# Required task:
Give the number of lines in the data that contain "tail", and nothing more.

# Data for processing:
···

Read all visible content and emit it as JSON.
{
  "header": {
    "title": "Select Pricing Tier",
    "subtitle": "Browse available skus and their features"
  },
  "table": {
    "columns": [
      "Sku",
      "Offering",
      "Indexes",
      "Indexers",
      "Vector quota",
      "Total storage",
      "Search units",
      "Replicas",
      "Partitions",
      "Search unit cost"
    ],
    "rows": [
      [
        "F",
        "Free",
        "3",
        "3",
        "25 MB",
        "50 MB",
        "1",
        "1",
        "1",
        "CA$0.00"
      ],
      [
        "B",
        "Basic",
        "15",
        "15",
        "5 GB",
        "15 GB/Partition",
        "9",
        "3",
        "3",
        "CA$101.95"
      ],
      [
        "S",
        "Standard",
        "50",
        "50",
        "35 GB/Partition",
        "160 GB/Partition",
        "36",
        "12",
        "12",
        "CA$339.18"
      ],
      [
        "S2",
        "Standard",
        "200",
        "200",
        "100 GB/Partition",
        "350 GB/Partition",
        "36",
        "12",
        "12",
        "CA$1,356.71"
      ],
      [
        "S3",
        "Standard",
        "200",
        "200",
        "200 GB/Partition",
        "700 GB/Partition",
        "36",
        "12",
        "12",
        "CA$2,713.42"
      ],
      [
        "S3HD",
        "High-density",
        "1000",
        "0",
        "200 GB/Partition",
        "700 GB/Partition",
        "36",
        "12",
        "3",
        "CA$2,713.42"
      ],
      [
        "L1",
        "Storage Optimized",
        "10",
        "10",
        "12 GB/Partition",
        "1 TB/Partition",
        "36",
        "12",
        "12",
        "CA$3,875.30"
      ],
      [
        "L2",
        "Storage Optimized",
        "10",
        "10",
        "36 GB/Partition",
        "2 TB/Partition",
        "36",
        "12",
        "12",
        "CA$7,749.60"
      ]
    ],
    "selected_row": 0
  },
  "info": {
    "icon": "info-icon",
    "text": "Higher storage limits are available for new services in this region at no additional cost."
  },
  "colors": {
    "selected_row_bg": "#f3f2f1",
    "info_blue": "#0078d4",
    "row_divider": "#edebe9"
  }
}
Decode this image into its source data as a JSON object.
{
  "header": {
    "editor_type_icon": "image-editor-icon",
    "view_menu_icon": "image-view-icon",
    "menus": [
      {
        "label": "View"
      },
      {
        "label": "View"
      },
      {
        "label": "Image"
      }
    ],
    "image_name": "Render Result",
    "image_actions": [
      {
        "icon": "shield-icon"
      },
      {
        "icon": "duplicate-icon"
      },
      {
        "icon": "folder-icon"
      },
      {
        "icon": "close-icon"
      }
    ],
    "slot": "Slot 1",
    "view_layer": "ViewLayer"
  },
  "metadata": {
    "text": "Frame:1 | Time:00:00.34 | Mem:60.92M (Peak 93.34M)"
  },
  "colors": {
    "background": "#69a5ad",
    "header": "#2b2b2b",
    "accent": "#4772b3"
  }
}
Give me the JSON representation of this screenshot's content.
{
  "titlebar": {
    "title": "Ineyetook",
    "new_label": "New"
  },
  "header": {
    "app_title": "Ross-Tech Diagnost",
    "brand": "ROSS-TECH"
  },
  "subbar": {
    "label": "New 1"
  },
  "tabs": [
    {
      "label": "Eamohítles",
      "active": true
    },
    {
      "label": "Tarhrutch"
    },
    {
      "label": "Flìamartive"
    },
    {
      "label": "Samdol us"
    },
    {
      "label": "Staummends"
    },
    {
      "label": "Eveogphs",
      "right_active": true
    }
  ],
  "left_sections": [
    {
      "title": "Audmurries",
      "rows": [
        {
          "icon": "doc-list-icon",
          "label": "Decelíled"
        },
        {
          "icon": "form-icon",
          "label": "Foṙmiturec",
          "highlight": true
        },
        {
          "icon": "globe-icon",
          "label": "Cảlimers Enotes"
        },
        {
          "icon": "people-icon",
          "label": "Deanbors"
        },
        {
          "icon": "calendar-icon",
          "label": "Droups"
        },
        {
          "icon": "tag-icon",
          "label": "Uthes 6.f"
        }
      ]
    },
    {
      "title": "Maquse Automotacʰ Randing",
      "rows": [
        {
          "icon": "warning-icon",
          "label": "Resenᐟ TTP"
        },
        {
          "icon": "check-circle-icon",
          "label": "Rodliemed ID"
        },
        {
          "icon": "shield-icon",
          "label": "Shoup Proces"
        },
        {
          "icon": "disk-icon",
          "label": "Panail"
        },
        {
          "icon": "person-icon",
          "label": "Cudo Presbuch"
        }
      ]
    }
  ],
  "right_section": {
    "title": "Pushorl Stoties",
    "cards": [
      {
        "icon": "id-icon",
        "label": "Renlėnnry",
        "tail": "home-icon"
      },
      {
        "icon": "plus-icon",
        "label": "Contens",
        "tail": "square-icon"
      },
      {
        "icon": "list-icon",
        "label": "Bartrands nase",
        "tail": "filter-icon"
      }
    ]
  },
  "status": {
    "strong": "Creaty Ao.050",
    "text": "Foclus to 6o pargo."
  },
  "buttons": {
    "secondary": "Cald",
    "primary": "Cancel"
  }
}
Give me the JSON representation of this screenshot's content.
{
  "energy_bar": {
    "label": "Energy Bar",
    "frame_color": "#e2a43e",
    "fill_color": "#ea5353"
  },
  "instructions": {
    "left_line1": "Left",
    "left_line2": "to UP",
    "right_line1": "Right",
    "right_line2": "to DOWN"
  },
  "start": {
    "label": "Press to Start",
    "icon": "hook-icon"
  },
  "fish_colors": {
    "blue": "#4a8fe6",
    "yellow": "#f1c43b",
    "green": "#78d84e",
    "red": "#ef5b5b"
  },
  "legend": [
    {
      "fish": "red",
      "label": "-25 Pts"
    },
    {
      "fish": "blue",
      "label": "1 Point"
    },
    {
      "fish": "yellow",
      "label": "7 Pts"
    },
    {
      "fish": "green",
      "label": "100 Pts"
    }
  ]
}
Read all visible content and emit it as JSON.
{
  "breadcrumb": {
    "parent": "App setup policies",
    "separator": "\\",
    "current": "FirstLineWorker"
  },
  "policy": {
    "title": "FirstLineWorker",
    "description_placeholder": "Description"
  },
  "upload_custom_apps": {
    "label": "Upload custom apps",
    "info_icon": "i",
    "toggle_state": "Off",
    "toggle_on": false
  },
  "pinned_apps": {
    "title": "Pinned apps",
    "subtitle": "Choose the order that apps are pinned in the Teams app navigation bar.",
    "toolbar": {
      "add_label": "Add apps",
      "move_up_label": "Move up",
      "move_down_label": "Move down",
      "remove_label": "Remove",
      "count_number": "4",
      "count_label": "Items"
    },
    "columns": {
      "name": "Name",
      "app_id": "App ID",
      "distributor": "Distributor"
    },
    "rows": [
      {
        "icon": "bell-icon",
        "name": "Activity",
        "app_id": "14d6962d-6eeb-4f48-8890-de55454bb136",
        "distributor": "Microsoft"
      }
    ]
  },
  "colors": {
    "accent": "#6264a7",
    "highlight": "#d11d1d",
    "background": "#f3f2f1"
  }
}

···

# Written reply:
3